— Start Input material —
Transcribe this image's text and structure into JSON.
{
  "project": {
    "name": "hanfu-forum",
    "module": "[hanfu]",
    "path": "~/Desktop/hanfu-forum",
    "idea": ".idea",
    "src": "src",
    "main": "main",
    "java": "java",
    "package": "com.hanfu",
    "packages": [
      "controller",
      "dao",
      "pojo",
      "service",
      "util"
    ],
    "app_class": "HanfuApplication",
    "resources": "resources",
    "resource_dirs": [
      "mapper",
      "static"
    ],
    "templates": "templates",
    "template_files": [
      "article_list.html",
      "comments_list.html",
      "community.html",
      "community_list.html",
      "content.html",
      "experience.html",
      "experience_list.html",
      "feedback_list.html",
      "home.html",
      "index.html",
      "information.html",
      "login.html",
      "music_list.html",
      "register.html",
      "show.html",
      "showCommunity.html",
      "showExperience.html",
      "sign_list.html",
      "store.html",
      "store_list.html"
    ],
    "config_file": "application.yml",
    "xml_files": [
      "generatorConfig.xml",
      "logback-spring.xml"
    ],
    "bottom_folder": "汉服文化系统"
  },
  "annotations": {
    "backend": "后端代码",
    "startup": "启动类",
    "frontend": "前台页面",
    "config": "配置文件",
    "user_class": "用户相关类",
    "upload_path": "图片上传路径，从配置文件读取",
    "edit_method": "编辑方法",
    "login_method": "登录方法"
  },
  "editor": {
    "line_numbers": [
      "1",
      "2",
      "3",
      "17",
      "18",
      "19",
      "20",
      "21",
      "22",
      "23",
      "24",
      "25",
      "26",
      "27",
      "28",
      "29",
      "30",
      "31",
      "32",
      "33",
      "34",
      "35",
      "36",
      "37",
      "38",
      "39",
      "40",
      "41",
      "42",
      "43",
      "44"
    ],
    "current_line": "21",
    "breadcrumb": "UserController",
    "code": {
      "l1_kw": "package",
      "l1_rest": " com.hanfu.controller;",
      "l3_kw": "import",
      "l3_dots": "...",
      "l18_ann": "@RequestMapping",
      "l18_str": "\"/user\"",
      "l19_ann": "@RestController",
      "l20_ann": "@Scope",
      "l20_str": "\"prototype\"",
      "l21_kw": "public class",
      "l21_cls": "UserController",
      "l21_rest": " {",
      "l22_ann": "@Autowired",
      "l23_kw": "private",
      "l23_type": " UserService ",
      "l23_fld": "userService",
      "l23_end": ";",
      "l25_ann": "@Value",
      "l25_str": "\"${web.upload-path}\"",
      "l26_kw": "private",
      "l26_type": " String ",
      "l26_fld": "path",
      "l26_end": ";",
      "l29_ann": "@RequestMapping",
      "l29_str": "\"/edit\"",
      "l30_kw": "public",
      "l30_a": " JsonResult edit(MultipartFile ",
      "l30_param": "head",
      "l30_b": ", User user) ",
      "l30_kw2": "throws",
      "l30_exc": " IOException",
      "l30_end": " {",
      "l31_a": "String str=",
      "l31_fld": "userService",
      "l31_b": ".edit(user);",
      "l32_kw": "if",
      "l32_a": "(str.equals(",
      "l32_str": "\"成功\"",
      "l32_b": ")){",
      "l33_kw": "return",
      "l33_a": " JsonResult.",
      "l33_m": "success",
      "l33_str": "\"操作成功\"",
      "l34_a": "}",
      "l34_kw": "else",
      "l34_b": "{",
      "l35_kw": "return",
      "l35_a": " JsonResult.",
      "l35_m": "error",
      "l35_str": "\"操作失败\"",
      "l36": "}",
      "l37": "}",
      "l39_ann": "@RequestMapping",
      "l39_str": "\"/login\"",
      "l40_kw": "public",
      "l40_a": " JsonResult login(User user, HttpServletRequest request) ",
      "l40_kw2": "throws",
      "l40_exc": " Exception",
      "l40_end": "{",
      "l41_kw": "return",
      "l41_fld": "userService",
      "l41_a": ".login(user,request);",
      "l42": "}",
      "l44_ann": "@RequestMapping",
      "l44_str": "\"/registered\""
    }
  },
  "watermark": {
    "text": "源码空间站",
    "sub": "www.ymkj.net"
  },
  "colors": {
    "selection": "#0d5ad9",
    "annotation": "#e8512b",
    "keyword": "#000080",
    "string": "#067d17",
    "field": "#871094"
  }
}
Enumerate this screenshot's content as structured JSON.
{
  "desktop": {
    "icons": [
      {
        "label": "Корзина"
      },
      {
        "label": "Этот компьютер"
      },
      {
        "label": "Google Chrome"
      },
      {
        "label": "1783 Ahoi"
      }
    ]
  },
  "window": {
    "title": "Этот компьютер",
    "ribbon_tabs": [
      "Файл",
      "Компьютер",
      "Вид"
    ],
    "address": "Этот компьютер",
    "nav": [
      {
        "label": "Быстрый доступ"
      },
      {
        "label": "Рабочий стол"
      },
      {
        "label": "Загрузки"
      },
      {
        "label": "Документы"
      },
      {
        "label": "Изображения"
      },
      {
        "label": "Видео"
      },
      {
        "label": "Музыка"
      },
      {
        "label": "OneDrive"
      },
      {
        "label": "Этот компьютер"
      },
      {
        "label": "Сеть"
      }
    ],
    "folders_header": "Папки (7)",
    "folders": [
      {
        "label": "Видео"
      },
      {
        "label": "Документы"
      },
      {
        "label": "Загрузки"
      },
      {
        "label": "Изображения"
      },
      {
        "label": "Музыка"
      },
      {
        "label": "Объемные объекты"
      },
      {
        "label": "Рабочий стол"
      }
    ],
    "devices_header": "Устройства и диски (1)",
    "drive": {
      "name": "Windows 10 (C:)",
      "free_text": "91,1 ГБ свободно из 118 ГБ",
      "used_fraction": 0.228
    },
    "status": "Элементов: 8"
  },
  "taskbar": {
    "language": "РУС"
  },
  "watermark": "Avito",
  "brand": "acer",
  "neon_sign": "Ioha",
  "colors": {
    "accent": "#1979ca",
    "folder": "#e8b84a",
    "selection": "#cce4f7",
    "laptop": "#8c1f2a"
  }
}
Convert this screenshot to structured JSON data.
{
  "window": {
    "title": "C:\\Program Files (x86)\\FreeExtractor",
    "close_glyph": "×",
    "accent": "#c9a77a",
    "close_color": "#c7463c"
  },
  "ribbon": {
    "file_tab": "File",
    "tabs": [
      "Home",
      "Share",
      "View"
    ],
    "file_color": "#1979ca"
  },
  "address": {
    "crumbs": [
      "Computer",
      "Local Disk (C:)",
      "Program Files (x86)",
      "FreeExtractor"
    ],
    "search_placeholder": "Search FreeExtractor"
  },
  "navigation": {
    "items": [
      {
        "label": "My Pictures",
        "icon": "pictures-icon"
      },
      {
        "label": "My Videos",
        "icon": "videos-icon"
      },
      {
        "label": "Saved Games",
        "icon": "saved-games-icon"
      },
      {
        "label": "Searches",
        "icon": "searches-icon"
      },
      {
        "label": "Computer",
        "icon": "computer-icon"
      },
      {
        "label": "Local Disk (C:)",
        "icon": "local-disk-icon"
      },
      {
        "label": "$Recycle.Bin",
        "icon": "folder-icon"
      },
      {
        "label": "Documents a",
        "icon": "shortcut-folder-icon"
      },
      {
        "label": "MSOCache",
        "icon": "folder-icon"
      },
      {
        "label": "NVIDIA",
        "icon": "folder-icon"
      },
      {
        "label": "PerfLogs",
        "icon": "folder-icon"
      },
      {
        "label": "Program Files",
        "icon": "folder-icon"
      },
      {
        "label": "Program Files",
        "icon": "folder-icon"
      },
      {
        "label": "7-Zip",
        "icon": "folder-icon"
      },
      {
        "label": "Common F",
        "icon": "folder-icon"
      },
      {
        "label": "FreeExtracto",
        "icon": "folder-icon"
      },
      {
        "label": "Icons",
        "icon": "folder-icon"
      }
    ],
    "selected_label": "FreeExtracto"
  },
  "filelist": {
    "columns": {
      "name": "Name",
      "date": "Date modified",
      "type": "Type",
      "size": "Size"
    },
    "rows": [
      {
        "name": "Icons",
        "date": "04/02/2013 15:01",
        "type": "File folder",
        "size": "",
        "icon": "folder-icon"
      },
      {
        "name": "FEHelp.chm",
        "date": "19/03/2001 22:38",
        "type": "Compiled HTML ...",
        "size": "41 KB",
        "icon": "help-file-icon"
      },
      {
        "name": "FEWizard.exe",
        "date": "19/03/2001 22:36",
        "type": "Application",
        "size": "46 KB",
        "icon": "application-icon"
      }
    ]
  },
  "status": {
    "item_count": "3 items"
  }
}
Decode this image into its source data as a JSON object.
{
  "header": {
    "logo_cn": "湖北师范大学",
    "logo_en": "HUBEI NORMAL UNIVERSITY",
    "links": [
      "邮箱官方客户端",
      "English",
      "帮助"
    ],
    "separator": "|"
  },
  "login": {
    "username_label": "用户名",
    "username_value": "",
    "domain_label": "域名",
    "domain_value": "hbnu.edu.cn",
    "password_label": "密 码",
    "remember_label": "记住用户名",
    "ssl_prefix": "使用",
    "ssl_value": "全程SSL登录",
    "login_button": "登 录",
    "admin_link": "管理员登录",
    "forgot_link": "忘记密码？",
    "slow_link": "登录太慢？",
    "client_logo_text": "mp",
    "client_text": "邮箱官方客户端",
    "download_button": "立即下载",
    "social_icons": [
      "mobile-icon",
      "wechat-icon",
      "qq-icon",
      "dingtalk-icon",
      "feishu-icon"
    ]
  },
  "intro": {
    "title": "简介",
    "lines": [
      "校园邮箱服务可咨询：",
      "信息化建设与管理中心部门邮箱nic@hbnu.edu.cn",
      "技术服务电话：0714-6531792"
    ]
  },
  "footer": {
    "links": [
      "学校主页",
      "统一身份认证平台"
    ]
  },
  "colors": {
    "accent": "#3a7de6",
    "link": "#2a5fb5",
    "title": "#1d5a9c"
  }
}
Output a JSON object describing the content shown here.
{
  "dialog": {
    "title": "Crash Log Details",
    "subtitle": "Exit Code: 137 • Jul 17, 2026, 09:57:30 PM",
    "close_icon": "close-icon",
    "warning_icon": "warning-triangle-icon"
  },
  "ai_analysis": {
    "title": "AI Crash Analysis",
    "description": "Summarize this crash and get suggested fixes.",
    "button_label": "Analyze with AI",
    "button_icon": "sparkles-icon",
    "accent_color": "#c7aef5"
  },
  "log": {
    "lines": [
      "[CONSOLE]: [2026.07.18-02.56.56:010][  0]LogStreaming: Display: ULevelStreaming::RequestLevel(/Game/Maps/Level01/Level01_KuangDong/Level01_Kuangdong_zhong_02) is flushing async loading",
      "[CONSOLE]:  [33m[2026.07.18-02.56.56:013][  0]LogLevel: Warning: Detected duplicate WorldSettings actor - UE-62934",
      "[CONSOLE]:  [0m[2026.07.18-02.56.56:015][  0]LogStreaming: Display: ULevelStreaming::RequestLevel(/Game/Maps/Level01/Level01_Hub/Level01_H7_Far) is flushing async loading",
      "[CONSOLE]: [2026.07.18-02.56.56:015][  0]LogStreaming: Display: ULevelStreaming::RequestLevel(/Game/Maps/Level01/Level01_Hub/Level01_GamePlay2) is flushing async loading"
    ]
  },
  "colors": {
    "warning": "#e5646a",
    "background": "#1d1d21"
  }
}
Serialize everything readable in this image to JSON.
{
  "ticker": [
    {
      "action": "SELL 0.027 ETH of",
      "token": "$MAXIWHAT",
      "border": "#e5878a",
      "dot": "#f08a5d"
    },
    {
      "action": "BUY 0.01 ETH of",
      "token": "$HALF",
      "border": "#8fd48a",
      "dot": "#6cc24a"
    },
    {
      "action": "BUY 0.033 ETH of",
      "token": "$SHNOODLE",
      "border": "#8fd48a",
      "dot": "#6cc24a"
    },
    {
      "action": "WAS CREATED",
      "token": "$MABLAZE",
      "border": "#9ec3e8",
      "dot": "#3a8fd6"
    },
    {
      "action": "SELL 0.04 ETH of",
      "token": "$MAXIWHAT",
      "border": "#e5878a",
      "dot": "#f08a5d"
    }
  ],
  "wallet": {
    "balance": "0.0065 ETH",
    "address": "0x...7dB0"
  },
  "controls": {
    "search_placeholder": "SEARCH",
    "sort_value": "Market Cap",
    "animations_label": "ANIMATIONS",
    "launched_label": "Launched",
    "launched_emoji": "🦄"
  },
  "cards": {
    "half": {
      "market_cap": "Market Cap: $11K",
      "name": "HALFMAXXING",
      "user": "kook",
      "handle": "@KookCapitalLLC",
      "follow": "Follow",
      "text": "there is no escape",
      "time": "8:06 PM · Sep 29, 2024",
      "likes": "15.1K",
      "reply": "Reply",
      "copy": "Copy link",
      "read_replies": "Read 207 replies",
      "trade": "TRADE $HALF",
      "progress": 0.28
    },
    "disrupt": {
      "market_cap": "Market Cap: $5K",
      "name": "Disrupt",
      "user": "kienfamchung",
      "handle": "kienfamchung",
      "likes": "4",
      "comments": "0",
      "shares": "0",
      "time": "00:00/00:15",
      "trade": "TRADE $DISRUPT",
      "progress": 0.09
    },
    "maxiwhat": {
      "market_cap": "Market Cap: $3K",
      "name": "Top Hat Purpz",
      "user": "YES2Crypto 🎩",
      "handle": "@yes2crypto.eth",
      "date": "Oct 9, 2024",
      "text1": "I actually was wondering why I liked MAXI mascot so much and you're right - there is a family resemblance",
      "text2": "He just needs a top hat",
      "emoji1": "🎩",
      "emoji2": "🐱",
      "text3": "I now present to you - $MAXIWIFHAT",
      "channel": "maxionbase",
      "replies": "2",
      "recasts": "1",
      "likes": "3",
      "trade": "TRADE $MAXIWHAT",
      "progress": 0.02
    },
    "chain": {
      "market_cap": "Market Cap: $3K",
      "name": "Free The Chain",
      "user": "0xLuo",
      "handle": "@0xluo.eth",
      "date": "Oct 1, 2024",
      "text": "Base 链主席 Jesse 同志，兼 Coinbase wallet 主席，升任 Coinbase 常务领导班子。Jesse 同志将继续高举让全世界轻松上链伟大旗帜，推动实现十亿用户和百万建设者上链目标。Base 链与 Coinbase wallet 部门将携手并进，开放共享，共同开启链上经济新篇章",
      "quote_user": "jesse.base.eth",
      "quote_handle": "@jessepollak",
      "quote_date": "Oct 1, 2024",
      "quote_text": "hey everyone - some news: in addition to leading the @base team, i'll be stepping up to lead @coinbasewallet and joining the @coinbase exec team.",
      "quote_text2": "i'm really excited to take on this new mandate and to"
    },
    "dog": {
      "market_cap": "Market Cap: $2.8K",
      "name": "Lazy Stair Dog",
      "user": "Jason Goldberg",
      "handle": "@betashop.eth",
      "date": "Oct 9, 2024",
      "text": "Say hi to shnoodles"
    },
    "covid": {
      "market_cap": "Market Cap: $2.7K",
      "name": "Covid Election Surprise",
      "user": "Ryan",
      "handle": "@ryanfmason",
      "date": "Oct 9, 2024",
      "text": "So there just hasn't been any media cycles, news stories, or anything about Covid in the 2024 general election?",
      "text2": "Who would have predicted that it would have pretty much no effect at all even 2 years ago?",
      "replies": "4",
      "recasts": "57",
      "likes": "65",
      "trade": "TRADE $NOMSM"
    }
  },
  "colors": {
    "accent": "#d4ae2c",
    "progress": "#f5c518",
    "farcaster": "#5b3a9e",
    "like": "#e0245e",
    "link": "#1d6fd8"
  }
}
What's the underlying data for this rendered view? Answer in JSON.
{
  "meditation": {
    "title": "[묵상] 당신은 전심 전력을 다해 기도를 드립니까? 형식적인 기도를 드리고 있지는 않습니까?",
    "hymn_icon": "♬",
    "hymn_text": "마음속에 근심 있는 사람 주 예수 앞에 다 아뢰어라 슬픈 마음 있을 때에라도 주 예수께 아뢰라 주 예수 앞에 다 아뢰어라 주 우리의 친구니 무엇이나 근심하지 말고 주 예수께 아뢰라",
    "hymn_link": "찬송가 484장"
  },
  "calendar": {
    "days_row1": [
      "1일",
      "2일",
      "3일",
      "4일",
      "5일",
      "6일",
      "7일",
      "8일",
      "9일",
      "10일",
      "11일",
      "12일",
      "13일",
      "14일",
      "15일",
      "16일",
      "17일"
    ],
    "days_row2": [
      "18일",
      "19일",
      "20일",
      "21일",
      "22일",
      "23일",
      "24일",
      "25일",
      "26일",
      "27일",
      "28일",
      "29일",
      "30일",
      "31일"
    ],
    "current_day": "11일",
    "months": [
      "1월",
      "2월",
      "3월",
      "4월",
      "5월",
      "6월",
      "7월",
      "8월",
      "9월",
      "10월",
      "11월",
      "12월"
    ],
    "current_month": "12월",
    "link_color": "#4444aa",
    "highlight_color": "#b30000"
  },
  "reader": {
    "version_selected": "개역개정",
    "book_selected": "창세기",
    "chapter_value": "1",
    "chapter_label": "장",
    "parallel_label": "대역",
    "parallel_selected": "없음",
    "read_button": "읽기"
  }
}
— End Input material —
* **What you have to do**
Return precisely the lines of the records, starting with the line that holds "What's the underlying" and ending with the last one.

* **Output below**
What's the underlying data for this rendered view? Answer in JSON.
{
  "meditation": {
    "title": "[묵상] 당신은 전심 전력을 다해 기도를 드립니까? 형식적인 기도를 드리고 있지는 않습니까?",
    "hymn_icon": "♬",
    "hymn_text": "마음속에 근심 있는 사람 주 예수 앞에 다 아뢰어라 슬픈 마음 있을 때에라도 주 예수께 아뢰라 주 예수 앞에 다 아뢰어라 주 우리의 친구니 무엇이나 근심하지 말고 주 예수께 아뢰라",
    "hymn_link": "찬송가 484장"
  },
  "calendar": {
    "days_row1": [
      "1일",
      "2일",
      "3일",
      "4일",
      "5일",
      "6일",
      "7일",
      "8일",
      "9일",
      "10일",
      "11일",
      "12일",
      "13일",
      "14일",
      "15일",
      "16일",
      "17일"
    ],
    "days_row2": [
      "18일",
      "19일",
      "20일",
      "21일",
      "22일",
      "23일",
      "24일",
      "25일",
      "26일",
      "27일",
      "28일",
      "29일",
      "30일",
      "31일"
    ],
    "current_day": "11일",
    "months": [
      "1월",
      "2월",
      "3월",
      "4월",
      "5월",
      "6월",
      "7월",
      "8월",
      "9월",
      "10월",
      "11월",
      "12월"
    ],
    "current_month": "12월",
    "link_color": "#4444aa",
    "highlight_color": "#b30000"
  },
  "reader": {
    "version_selected": "개역개정",
    "book_selected": "창세기",
    "chapter_value": "1",
    "chapter_label": "장",
    "parallel_label": "대역",
    "parallel_selected": "없음",
    "read_button": "읽기"
  }
}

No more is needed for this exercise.